◆ Problem to solve ◆
Transcribe every line exactly and omit anything that is a picture.

◆ Dataset records ◆
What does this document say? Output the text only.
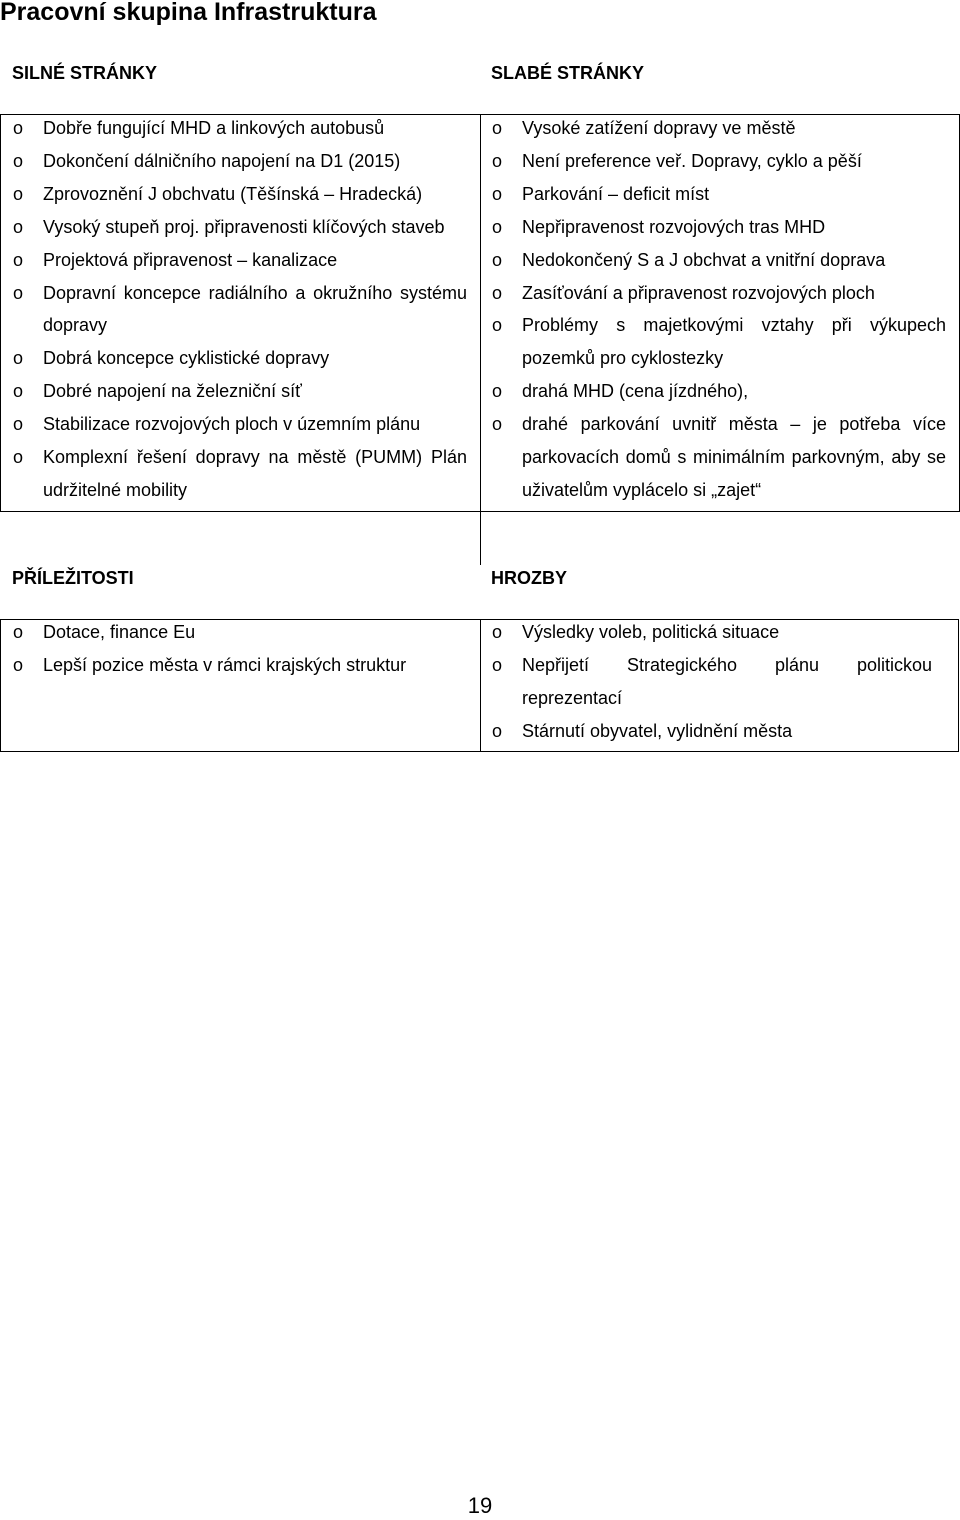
Pracovní skupina Infrastruktura
SILNÉ STRÁNKY	SLABÉ STRÁNKY
o Dobře fungující MHD a linkových autobusů
o Dokončení dálničního napojení na D1 (2015)
o Zprovoznění J obchvatu (Těšínská – Hradecká)
o Vysoký stupeň proj. připravenosti klíčových staveb
o Projektová připravenost – kanalizace
o Dopravní koncepce radiálního a okružního systému dopravy
o Dobrá koncepce cyklistické dopravy
o Dobré napojení na železniční síť
o Stabilizace rozvojových ploch v územním plánu
o Komplexní řešení dopravy na městě (PUMM) Plán udržitelné mobility
o Vysoké zatížení dopravy ve městě
o Není preference veř. Dopravy, cyklo a pěší
o Parkování – deficit míst
o Nepřipravenost rozvojových tras MHD
o Nedokončený S a J obchvat a vnitřní doprava
o Zasíťování a připravenost rozvojových ploch
o Problémy s majetkovými vztahy při výkupech pozemků pro cyklostezky
o drahá MHD (cena jízdného),
o drahé parkování uvnitř města – je potřeba více parkovacích domů s minimálním parkovným, aby se uživatelům vyplácelo si „zajet“
PŘÍLEŽITOSTI	HROZBY
o Dotace, finance Eu
o Lepší pozice města v rámci krajských struktur
o Výsledky voleb, politická situace
o Nepřijetí Strategického plánu politickou reprezentací
o Stárnutí obyvatel, vylidnění města
19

◆ Output for this exercise ◆
What does this document say? Output the text only.
Pracovní skupina Infrastruktura
SILNÉ STRÁNKY	SLABÉ STRÁNKY
o Dobře fungující MHD a linkových autobusů
o Dokončení dálničního napojení na D1 (2015)
o Zprovoznění J obchvatu (Těšínská – Hradecká)
o Vysoký stupeň proj. připravenosti klíčových staveb
o Projektová připravenost – kanalizace
o Dopravní koncepce radiálního a okružního systému dopravy
o Dobrá koncepce cyklistické dopravy
o Dobré napojení na železniční síť
o Stabilizace rozvojových ploch v územním plánu
o Komplexní řešení dopravy na městě (PUMM) Plán udržitelné mobility
o Vysoké zatížení dopravy ve městě
o Není preference veř. Dopravy, cyklo a pěší
o Parkování – deficit míst
o Nepřipravenost rozvojových tras MHD
o Nedokončený S a J obchvat a vnitřní doprava
o Zasíťování a připravenost rozvojových ploch
o Problémy s majetkovými vztahy při výkupech pozemků pro cyklostezky
o drahá MHD (cena jízdného),
o drahé parkování uvnitř města – je potřeba více parkovacích domů s minimálním parkovným, aby se uživatelům vyplácelo si „zajet“
PŘÍLEŽITOSTI	HROZBY
o Dotace, finance Eu
o Lepší pozice města v rámci krajských struktur
o Výsledky voleb, politická situace
o Nepřijetí Strategického plánu politickou reprezentací
o Stárnutí obyvatel, vylidnění města
19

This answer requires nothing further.